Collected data
──────────────────────────────

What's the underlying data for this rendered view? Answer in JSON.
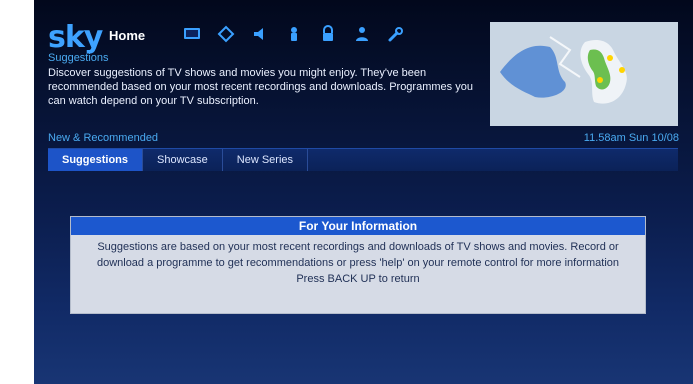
{
  "header": {
    "logo": "sky",
    "home_label": "Home"
  },
  "icons": [
    {
      "name": "tv-guide-icon"
    },
    {
      "name": "tag-icon"
    },
    {
      "name": "audio-icon"
    },
    {
      "name": "remote-icon"
    },
    {
      "name": "lock-icon"
    },
    {
      "name": "user-icon"
    },
    {
      "name": "wrench-icon"
    }
  ],
  "suggestions": {
    "title": "Suggestions",
    "description": "Discover suggestions of TV shows and movies you might enjoy. They've been recommended based on your most recent recordings and downloads. Programmes you can watch depend on your TV subscription."
  },
  "section": {
    "title": "New & Recommended",
    "datetime": "11.58am Sun 10/08"
  },
  "tabs": [
    {
      "label": "Suggestions",
      "active": true
    },
    {
      "label": "Showcase",
      "active": false
    },
    {
      "label": "New Series",
      "active": false
    }
  ],
  "info_box": {
    "title": "For Your Information",
    "body": "Suggestions are based on your most recent recordings and downloads of TV shows and movies. Record or download a programme to get recommendations or press 'help' on your remote control for more information",
    "footer": "Press BACK UP to return"
  },
  "colors": {
    "accent_blue": "#1c58cf",
    "text_blue": "#4aaaf0",
    "logo_blue": "#3ea2ff"
  }
}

──────────────────────────────

The request:
Return the whole listing, word for word, and leave out every picture.

Exercise solution:
What's the underlying data for this rendered view? Answer in JSON.
{
  "header": {
    "logo": "sky",
    "home_label": "Home"
  },
  "icons": [
    {
      "name": "tv-guide-icon"
    },
    {
      "name": "tag-icon"
    },
    {
      "name": "audio-icon"
    },
    {
      "name": "remote-icon"
    },
    {
      "name": "lock-icon"
    },
    {
      "name": "user-icon"
    },
    {
      "name": "wrench-icon"
    }
  ],
  "suggestions": {
    "title": "Suggestions",
    "description": "Discover suggestions of TV shows and movies you might enjoy. They've been recommended based on your most recent recordings and downloads. Programmes you can watch depend on your TV subscription."
  },
  "section": {
    "title": "New & Recommended",
    "datetime": "11.58am Sun 10/08"
  },
  "tabs": [
    {
      "label": "Suggestions",
      "active": true
    },
    {
      "label": "Showcase",
      "active": false
    },
    {
      "label": "New Series",
      "active": false
    }
  ],
  "info_box": {
    "title": "For Your Information",
    "body": "Suggestions are based on your most recent recordings and downloads of TV shows and movies. Record or download a programme to get recommendations or press 'help' on your remote control for more information",
    "footer": "Press BACK UP to return"
  },
  "colors": {
    "accent_blue": "#1c58cf",
    "text_blue": "#4aaaf0",
    "logo_blue": "#3ea2ff"
  }
}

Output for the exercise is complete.